• WORK INSTRUCTIONS:
Would you transcribe the listing that follows, character for character, and omit its images?

--- RECORDED DATA ---

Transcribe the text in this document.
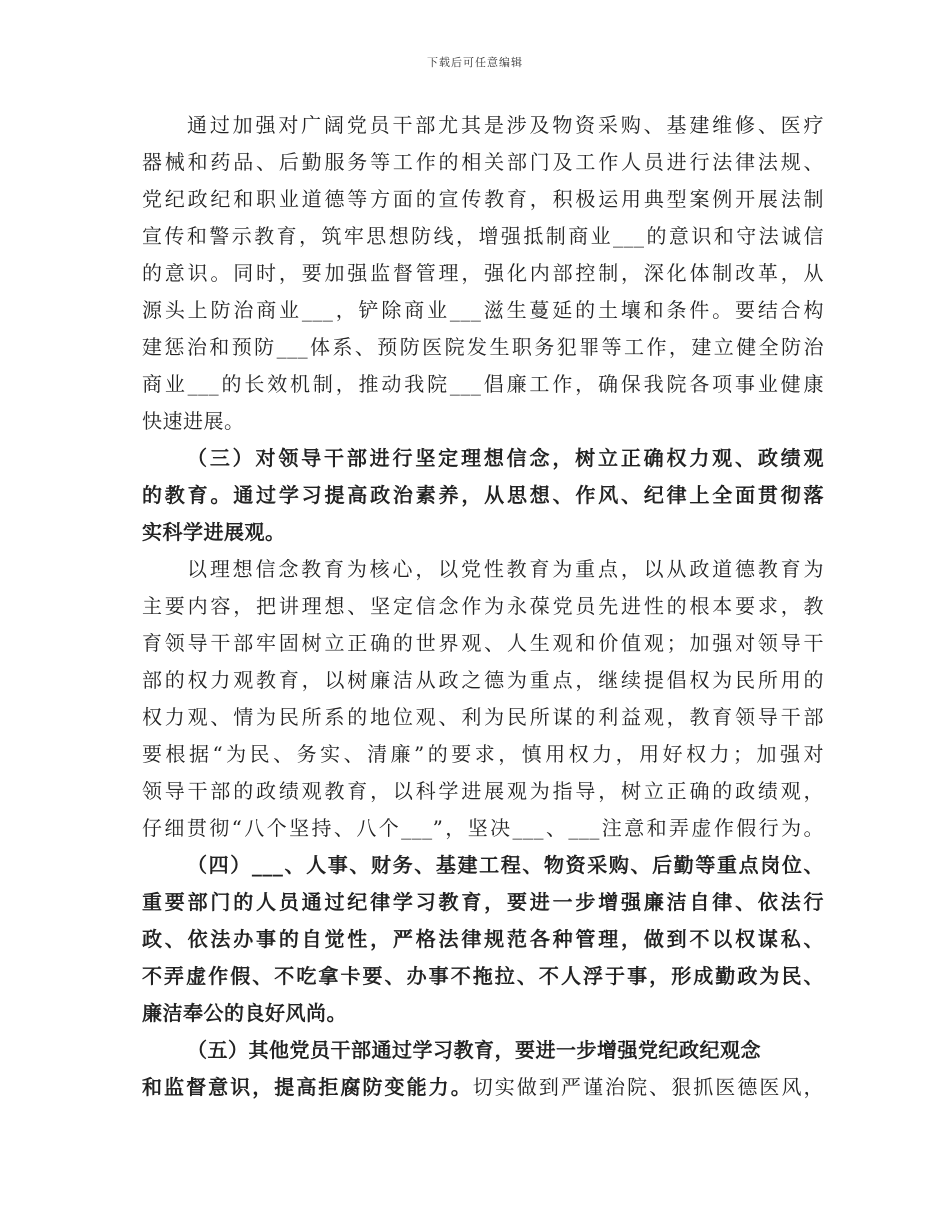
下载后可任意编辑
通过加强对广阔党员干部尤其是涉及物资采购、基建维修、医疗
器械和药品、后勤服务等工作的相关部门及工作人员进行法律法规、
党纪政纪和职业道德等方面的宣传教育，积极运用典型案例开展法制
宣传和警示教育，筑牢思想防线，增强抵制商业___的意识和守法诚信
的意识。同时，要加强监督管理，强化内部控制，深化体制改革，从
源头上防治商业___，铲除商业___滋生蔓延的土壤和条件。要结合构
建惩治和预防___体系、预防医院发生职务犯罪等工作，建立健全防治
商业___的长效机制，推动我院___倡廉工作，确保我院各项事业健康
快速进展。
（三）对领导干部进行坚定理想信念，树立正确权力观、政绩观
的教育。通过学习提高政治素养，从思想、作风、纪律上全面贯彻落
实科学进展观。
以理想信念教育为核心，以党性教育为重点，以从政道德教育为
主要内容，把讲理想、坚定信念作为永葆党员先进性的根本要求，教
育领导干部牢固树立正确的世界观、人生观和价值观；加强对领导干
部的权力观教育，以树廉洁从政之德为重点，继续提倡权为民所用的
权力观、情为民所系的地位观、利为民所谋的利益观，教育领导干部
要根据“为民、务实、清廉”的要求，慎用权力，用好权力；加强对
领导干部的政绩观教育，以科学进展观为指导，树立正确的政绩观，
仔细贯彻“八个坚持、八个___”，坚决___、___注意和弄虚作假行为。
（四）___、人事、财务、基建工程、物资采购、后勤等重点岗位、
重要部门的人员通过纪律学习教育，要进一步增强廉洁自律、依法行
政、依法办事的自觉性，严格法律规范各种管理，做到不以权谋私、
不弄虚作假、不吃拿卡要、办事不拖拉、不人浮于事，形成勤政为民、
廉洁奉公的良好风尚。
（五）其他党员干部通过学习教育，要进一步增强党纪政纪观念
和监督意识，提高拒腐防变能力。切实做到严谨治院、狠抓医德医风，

---

• EXERCISE SOLUTION:
Transcribe the text in this document.
下载后可任意编辑
通过加强对广阔党员干部尤其是涉及物资采购、基建维修、医疗
器械和药品、后勤服务等工作的相关部门及工作人员进行法律法规、
党纪政纪和职业道德等方面的宣传教育，积极运用典型案例开展法制
宣传和警示教育，筑牢思想防线，增强抵制商业___的意识和守法诚信
的意识。同时，要加强监督管理，强化内部控制，深化体制改革，从
源头上防治商业___，铲除商业___滋生蔓延的土壤和条件。要结合构
建惩治和预防___体系、预防医院发生职务犯罪等工作，建立健全防治
商业___的长效机制，推动我院___倡廉工作，确保我院各项事业健康
快速进展。
（三）对领导干部进行坚定理想信念，树立正确权力观、政绩观
的教育。通过学习提高政治素养，从思想、作风、纪律上全面贯彻落
实科学进展观。
以理想信念教育为核心，以党性教育为重点，以从政道德教育为
主要内容，把讲理想、坚定信念作为永葆党员先进性的根本要求，教
育领导干部牢固树立正确的世界观、人生观和价值观；加强对领导干
部的权力观教育，以树廉洁从政之德为重点，继续提倡权为民所用的
权力观、情为民所系的地位观、利为民所谋的利益观，教育领导干部
要根据“为民、务实、清廉”的要求，慎用权力，用好权力；加强对
领导干部的政绩观教育，以科学进展观为指导，树立正确的政绩观，
仔细贯彻“八个坚持、八个___”，坚决___、___注意和弄虚作假行为。
（四）___、人事、财务、基建工程、物资采购、后勤等重点岗位、
重要部门的人员通过纪律学习教育，要进一步增强廉洁自律、依法行
政、依法办事的自觉性，严格法律规范各种管理，做到不以权谋私、
不弄虚作假、不吃拿卡要、办事不拖拉、不人浮于事，形成勤政为民、
廉洁奉公的良好风尚。
（五）其他党员干部通过学习教育，要进一步增强党纪政纪观念
和监督意识，提高拒腐防变能力。切实做到严谨治院、狠抓医德医风，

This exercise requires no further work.